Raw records
— START —
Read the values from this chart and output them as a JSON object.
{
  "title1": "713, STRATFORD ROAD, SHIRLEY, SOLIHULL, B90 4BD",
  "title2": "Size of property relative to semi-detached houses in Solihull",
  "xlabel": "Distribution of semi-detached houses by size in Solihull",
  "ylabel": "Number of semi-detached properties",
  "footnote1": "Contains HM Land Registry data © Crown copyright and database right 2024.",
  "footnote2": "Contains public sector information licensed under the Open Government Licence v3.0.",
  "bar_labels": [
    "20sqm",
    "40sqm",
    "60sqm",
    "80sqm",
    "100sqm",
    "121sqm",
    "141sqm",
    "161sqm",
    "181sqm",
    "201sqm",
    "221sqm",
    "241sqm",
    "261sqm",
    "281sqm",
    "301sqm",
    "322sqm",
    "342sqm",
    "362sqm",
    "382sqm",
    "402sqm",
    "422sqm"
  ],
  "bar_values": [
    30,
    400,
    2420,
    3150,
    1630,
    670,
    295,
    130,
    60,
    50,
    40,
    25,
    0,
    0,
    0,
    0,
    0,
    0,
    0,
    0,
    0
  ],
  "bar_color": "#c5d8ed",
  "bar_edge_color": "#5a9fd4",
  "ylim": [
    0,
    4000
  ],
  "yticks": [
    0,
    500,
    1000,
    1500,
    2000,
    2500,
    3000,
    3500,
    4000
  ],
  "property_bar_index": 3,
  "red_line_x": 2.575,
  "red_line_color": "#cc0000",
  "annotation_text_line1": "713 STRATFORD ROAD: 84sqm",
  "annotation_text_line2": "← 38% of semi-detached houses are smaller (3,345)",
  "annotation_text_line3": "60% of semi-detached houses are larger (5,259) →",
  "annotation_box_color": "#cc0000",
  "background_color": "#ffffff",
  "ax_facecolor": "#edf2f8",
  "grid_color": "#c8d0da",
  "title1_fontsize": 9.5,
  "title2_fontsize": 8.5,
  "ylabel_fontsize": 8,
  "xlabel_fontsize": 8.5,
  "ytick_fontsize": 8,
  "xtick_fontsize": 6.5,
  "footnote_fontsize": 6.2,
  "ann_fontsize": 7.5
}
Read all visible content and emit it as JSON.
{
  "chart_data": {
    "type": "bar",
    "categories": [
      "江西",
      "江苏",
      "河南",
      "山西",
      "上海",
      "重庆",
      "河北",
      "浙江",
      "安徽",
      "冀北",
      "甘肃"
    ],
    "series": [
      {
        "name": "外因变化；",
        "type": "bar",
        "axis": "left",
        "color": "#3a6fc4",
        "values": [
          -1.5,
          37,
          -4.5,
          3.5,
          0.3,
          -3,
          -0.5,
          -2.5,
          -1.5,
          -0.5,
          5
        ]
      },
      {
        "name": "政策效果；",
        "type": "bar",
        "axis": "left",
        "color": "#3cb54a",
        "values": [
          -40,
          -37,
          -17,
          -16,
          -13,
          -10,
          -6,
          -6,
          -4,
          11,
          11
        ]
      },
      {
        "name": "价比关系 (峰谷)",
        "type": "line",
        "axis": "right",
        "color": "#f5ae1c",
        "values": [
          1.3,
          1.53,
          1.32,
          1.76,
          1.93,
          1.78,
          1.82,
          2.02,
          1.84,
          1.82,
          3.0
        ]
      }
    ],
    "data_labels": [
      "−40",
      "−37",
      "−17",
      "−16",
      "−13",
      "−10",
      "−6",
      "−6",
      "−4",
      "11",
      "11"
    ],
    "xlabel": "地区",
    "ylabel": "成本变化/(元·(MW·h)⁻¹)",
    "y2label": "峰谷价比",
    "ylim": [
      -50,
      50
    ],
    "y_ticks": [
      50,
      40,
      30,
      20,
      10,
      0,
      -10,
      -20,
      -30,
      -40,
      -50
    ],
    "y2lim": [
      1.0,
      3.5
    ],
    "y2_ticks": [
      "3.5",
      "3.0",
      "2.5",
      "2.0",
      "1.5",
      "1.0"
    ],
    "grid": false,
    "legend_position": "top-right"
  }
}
— END —
§ TASK BRIEF
Return all of the entries exactly as written.

§ RESPONSE FOR THIS EXERCISE
Read the values from this chart and output them as a JSON object.
{
  "title1": "713, STRATFORD ROAD, SHIRLEY, SOLIHULL, B90 4BD",
  "title2": "Size of property relative to semi-detached houses in Solihull",
  "xlabel": "Distribution of semi-detached houses by size in Solihull",
  "ylabel": "Number of semi-detached properties",
  "footnote1": "Contains HM Land Registry data © Crown copyright and database right 2024.",
  "footnote2": "Contains public sector information licensed under the Open Government Licence v3.0.",
  "bar_labels": [
    "20sqm",
    "40sqm",
    "60sqm",
    "80sqm",
    "100sqm",
    "121sqm",
    "141sqm",
    "161sqm",
    "181sqm",
    "201sqm",
    "221sqm",
    "241sqm",
    "261sqm",
    "281sqm",
    "301sqm",
    "322sqm",
    "342sqm",
    "362sqm",
    "382sqm",
    "402sqm",
    "422sqm"
  ],
  "bar_values": [
    30,
    400,
    2420,
    3150,
    1630,
    670,
    295,
    130,
    60,
    50,
    40,
    25,
    0,
    0,
    0,
    0,
    0,
    0,
    0,
    0,
    0
  ],
  "bar_color": "#c5d8ed",
  "bar_edge_color": "#5a9fd4",
  "ylim": [
    0,
    4000
  ],
  "yticks": [
    0,
    500,
    1000,
    1500,
    2000,
    2500,
    3000,
    3500,
    4000
  ],
  "property_bar_index": 3,
  "red_line_x": 2.575,
  "red_line_color": "#cc0000",
  "annotation_text_line1": "713 STRATFORD ROAD: 84sqm",
  "annotation_text_line2": "← 38% of semi-detached houses are smaller (3,345)",
  "annotation_text_line3": "60% of semi-detached houses are larger (5,259) →",
  "annotation_box_color": "#cc0000",
  "background_color": "#ffffff",
  "ax_facecolor": "#edf2f8",
  "grid_color": "#c8d0da",
  "title1_fontsize": 9.5,
  "title2_fontsize": 8.5,
  "ylabel_fontsize": 8,
  "xlabel_fontsize": 8.5,
  "ytick_fontsize": 8,
  "xtick_fontsize": 6.5,
  "footnote_fontsize": 6.2,
  "ann_fontsize": 7.5
}
Read all visible content and emit it as JSON.
{
  "chart_data": {
    "type": "bar",
    "categories": [
      "江西",
      "江苏",
      "河南",
      "山西",
      "上海",
      "重庆",
      "河北",
      "浙江",
      "安徽",
      "冀北",
      "甘肃"
    ],
    "series": [
      {
        "name": "外因变化；",
        "type": "bar",
        "axis": "left",
        "color": "#3a6fc4",
        "values": [
          -1.5,
          37,
          -4.5,
          3.5,
          0.3,
          -3,
          -0.5,
          -2.5,
          -1.5,
          -0.5,
          5
        ]
      },
      {
        "name": "政策效果；",
        "type": "bar",
        "axis": "left",
        "color": "#3cb54a",
        "values": [
          -40,
          -37,
          -17,
          -16,
          -13,
          -10,
          -6,
          -6,
          -4,
          11,
          11
        ]
      },
      {
        "name": "价比关系 (峰谷)",
        "type": "line",
        "axis": "right",
        "color": "#f5ae1c",
        "values": [
          1.3,
          1.53,
          1.32,
          1.76,
          1.93,
          1.78,
          1.82,
          2.02,
          1.84,
          1.82,
          3.0
        ]
      }
    ],
    "data_labels": [
      "−40",
      "−37",
      "−17",
      "−16",
      "−13",
      "−10",
      "−6",
      "−6",
      "−4",
      "11",
      "11"
    ],
    "xlabel": "地区",
    "ylabel": "成本变化/(元·(MW·h)⁻¹)",
    "y2label": "峰谷价比",
    "ylim": [
      -50,
      50
    ],
    "y_ticks": [
      50,
      40,
      30,
      20,
      10,
      0,
      -10,
      -20,
      -30,
      -40,
      -50
    ],
    "y2lim": [
      1.0,
      3.5
    ],
    "y2_ticks": [
      "3.5",
      "3.0",
      "2.5",
      "2.0",
      "1.5",
      "1.0"
    ],
    "grid": false,
    "legend_position": "top-right"
  }
}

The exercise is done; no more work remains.